"""
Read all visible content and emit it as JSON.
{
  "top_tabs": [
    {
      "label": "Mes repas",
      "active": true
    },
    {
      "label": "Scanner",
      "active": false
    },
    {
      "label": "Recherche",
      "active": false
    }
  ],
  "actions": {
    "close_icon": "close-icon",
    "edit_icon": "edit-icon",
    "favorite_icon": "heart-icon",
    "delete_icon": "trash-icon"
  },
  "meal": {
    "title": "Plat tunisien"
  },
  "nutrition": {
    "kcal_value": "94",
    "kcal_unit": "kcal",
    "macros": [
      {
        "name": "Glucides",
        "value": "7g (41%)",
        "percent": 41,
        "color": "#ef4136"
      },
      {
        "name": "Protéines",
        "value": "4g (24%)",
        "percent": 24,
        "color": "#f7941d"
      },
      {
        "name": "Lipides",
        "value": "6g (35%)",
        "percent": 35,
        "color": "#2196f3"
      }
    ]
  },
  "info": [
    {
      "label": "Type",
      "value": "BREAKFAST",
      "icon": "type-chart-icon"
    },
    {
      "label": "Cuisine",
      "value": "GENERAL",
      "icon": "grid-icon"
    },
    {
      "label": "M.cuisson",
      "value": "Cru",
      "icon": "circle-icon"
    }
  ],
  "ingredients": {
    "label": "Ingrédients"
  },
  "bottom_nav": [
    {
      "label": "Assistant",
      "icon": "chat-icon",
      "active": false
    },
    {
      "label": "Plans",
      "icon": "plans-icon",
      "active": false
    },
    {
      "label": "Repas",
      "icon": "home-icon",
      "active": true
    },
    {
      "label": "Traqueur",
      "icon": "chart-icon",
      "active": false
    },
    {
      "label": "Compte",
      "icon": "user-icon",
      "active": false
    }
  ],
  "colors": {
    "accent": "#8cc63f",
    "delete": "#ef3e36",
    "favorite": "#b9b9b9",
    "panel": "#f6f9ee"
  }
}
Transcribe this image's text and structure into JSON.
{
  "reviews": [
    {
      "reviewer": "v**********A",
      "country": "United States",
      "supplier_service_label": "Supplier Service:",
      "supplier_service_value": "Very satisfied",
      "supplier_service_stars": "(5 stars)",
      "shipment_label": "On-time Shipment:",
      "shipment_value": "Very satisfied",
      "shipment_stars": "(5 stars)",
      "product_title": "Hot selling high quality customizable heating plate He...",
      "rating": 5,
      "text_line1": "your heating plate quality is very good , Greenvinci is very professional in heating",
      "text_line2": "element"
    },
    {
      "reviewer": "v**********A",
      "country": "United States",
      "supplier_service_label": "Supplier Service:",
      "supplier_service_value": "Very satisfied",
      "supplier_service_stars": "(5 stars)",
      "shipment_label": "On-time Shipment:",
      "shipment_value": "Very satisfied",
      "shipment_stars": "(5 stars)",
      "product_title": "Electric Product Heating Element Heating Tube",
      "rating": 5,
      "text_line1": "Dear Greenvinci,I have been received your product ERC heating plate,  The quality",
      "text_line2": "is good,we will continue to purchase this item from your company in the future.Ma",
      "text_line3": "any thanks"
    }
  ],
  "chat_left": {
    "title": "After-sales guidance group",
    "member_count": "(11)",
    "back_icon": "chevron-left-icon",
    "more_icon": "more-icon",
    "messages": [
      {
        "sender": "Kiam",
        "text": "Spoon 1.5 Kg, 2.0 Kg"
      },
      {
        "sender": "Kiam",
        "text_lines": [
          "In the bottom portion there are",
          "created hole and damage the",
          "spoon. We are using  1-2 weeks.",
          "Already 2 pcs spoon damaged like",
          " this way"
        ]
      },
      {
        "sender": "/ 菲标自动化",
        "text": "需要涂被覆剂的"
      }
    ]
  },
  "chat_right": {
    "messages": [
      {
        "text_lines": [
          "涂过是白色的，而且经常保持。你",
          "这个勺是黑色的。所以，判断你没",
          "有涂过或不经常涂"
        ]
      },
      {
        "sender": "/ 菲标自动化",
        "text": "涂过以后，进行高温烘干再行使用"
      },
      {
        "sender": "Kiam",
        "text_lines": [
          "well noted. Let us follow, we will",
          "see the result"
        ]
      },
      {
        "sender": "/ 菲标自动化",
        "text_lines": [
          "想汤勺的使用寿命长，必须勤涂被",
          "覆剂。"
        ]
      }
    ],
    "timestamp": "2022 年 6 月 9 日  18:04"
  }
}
"""
§ YOUR INSTRUCTIONS
Type the material above out again, exactly.

§ RESULT OF THIS TASK
Read all visible content and emit it as JSON.
{
  "top_tabs": [
    {
      "label": "Mes repas",
      "active": true
    },
    {
      "label": "Scanner",
      "active": false
    },
    {
      "label": "Recherche",
      "active": false
    }
  ],
  "actions": {
    "close_icon": "close-icon",
    "edit_icon": "edit-icon",
    "favorite_icon": "heart-icon",
    "delete_icon": "trash-icon"
  },
  "meal": {
    "title": "Plat tunisien"
  },
  "nutrition": {
    "kcal_value": "94",
    "kcal_unit": "kcal",
    "macros": [
      {
        "name": "Glucides",
        "value": "7g (41%)",
        "percent": 41,
        "color": "#ef4136"
      },
      {
        "name": "Protéines",
        "value": "4g (24%)",
        "percent": 24,
        "color": "#f7941d"
      },
      {
        "name": "Lipides",
        "value": "6g (35%)",
        "percent": 35,
        "color": "#2196f3"
      }
    ]
  },
  "info": [
    {
      "label": "Type",
      "value": "BREAKFAST",
      "icon": "type-chart-icon"
    },
    {
      "label": "Cuisine",
      "value": "GENERAL",
      "icon": "grid-icon"
    },
    {
      "label": "M.cuisson",
      "value": "Cru",
      "icon": "circle-icon"
    }
  ],
  "ingredients": {
    "label": "Ingrédients"
  },
  "bottom_nav": [
    {
      "label": "Assistant",
      "icon": "chat-icon",
      "active": false
    },
    {
      "label": "Plans",
      "icon": "plans-icon",
      "active": false
    },
    {
      "label": "Repas",
      "icon": "home-icon",
      "active": true
    },
    {
      "label": "Traqueur",
      "icon": "chart-icon",
      "active": false
    },
    {
      "label": "Compte",
      "icon": "user-icon",
      "active": false
    }
  ],
  "colors": {
    "accent": "#8cc63f",
    "delete": "#ef3e36",
    "favorite": "#b9b9b9",
    "panel": "#f6f9ee"
  }
}
Transcribe this image's text and structure into JSON.
{
  "reviews": [
    {
      "reviewer": "v**********A",
      "country": "United States",
      "supplier_service_label": "Supplier Service:",
      "supplier_service_value": "Very satisfied",
      "supplier_service_stars": "(5 stars)",
      "shipment_label": "On-time Shipment:",
      "shipment_value": "Very satisfied",
      "shipment_stars": "(5 stars)",
      "product_title": "Hot selling high quality customizable heating plate He...",
      "rating": 5,
      "text_line1": "your heating plate quality is very good , Greenvinci is very professional in heating",
      "text_line2": "element"
    },
    {
      "reviewer": "v**********A",
      "country": "United States",
      "supplier_service_label": "Supplier Service:",
      "supplier_service_value": "Very satisfied",
      "supplier_service_stars": "(5 stars)",
      "shipment_label": "On-time Shipment:",
      "shipment_value": "Very satisfied",
      "shipment_stars": "(5 stars)",
      "product_title": "Electric Product Heating Element Heating Tube",
      "rating": 5,
      "text_line1": "Dear Greenvinci,I have been received your product ERC heating plate,  The quality",
      "text_line2": "is good,we will continue to purchase this item from your company in the future.Ma",
      "text_line3": "any thanks"
    }
  ],
  "chat_left": {
    "title": "After-sales guidance group",
    "member_count": "(11)",
    "back_icon": "chevron-left-icon",
    "more_icon": "more-icon",
    "messages": [
      {
        "sender": "Kiam",
        "text": "Spoon 1.5 Kg, 2.0 Kg"
      },
      {
        "sender": "Kiam",
        "text_lines": [
          "In the bottom portion there are",
          "created hole and damage the",
          "spoon. We are using  1-2 weeks.",
          "Already 2 pcs spoon damaged like",
          " this way"
        ]
      },
      {
        "sender": "/ 菲标自动化",
        "text": "需要涂被覆剂的"
      }
    ]
  },
  "chat_right": {
    "messages": [
      {
        "text_lines": [
          "涂过是白色的，而且经常保持。你",
          "这个勺是黑色的。所以，判断你没",
          "有涂过或不经常涂"
        ]
      },
      {
        "sender": "/ 菲标自动化",
        "text": "涂过以后，进行高温烘干再行使用"
      },
      {
        "sender": "Kiam",
        "text_lines": [
          "well noted. Let us follow, we will",
          "see the result"
        ]
      },
      {
        "sender": "/ 菲标自动化",
        "text_lines": [
          "想汤勺的使用寿命长，必须勤涂被",
          "覆剂。"
        ]
      }
    ],
    "timestamp": "2022 年 6 月 9 日  18:04"
  }
}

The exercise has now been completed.